YOUR OBJECTIVE –
Where a line below holds the string "name", copy that line.

# Start of DATA

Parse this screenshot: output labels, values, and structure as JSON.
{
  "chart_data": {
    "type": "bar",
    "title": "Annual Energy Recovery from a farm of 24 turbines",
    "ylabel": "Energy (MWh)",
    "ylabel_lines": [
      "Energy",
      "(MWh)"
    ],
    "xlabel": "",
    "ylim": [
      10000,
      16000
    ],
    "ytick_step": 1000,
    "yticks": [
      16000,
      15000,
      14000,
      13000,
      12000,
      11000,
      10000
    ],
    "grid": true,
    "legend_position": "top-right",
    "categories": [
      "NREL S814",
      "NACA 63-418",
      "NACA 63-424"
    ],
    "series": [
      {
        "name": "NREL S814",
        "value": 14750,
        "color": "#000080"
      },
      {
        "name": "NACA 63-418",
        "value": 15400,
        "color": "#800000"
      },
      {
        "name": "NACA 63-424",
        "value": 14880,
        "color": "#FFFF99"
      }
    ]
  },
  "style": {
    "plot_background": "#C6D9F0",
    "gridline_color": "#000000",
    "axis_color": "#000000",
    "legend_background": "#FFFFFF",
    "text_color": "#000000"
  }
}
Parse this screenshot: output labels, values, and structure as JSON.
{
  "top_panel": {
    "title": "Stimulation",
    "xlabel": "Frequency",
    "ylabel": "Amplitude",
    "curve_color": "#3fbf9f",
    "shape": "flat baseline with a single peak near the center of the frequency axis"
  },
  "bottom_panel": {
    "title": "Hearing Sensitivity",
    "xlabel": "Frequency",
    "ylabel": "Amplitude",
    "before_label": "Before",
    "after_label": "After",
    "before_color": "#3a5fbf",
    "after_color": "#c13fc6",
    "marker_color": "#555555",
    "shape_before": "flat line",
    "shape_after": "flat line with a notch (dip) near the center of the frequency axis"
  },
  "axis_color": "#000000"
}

# End of DATA

TASK ANSWER –
        "name": "NREL S814",
        "name": "NACA 63-418",
        "name": "NACA 63-424",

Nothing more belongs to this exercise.